**What you have to do:** Reproduce every record exactly as it appears, but not the pictures.

**Given records:**
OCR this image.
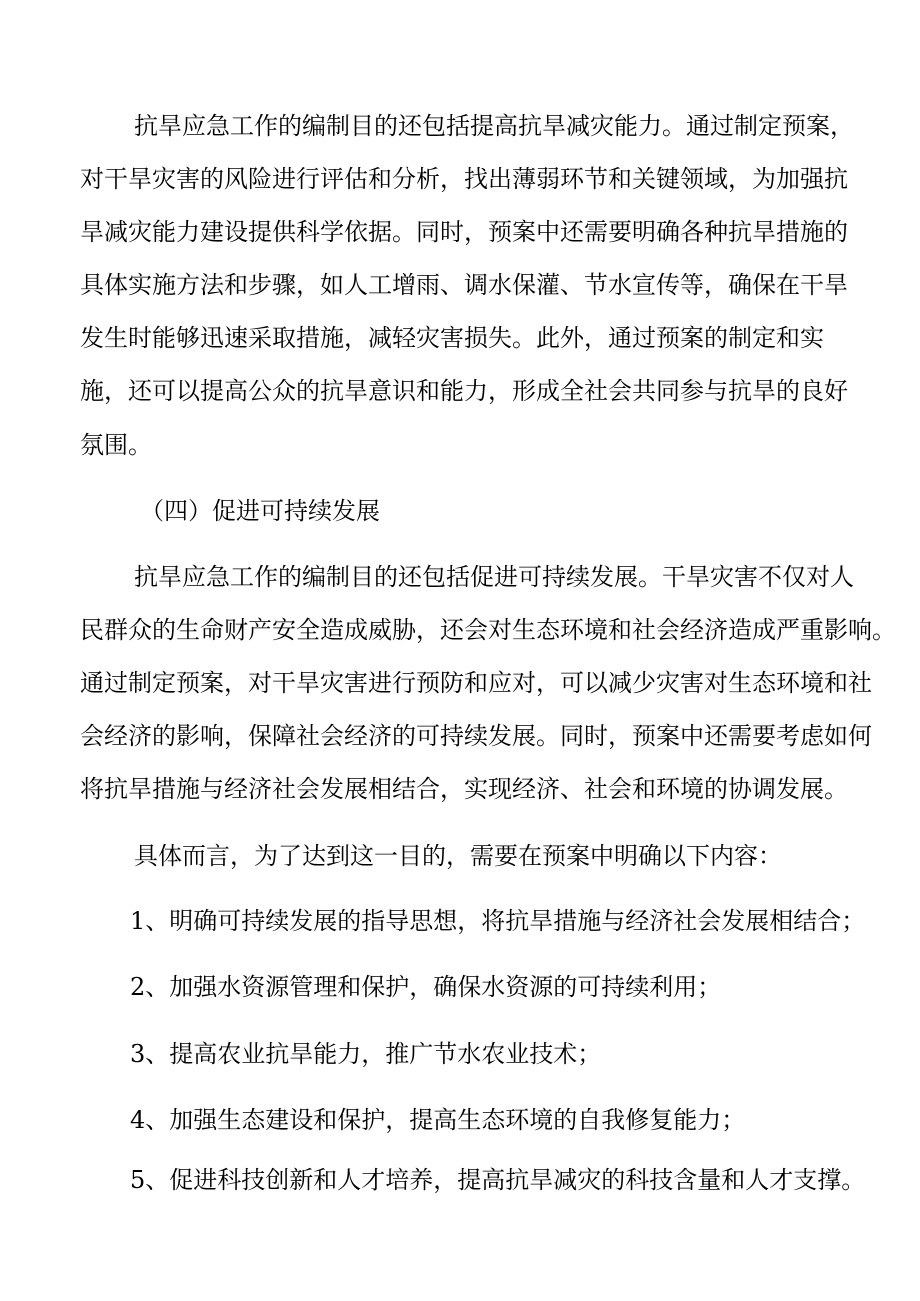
抗旱应急工作的编制目的还包括提高抗旱减灾能力。通过制定预案，
对干旱灾害的风险进行评估和分析，找出薄弱环节和关键领域，为加强抗
旱减灾能力建设提供科学依据。同时，预案中还需要明确各种抗旱措施的
具体实施方法和步骤，如人工增雨、调水保灌、节水宣传等，确保在干旱
发生时能够迅速采取措施，减轻灾害损失。此外，通过预案的制定和实
施，还可以提高公众的抗旱意识和能力，形成全社会共同参与抗旱的良好
氛围。
（四）促进可持续发展
抗旱应急工作的编制目的还包括促进可持续发展。干旱灾害不仅对人
民群众的生命财产安全造成威胁，还会对生态环境和社会经济造成严重影响。
通过制定预案，对干旱灾害进行预防和应对，可以减少灾害对生态环境和社
会经济的影响，保障社会经济的可持续发展。同时，预案中还需要考虑如何
将抗旱措施与经济社会发展相结合，实现经济、社会和环境的协调发展。
具体而言，为了达到这一目的，需要在预案中明确以下内容：
1、明确可持续发展的指导思想，将抗旱措施与经济社会发展相结合；
2、加强水资源管理和保护，确保水资源的可持续利用；
3、提高农业抗旱能力，推广节水农业技术；
4、加强生态建设和保护，提高生态环境的自我修复能力；
5、促进科技创新和人才培养，提高抗旱减灾的科技含量和人才支撑。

**Result:**
OCR this image.
抗旱应急工作的编制目的还包括提高抗旱减灾能力。通过制定预案，
对干旱灾害的风险进行评估和分析，找出薄弱环节和关键领域，为加强抗
旱减灾能力建设提供科学依据。同时，预案中还需要明确各种抗旱措施的
具体实施方法和步骤，如人工增雨、调水保灌、节水宣传等，确保在干旱
发生时能够迅速采取措施，减轻灾害损失。此外，通过预案的制定和实
施，还可以提高公众的抗旱意识和能力，形成全社会共同参与抗旱的良好
氛围。
（四）促进可持续发展
抗旱应急工作的编制目的还包括促进可持续发展。干旱灾害不仅对人
民群众的生命财产安全造成威胁，还会对生态环境和社会经济造成严重影响。
通过制定预案，对干旱灾害进行预防和应对，可以减少灾害对生态环境和社
会经济的影响，保障社会经济的可持续发展。同时，预案中还需要考虑如何
将抗旱措施与经济社会发展相结合，实现经济、社会和环境的协调发展。
具体而言，为了达到这一目的，需要在预案中明确以下内容：
1、明确可持续发展的指导思想，将抗旱措施与经济社会发展相结合；
2、加强水资源管理和保护，确保水资源的可持续利用；
3、提高农业抗旱能力，推广节水农业技术；
4、加强生态建设和保护，提高生态环境的自我修复能力；
5、促进科技创新和人才培养，提高抗旱减灾的科技含量和人才支撑。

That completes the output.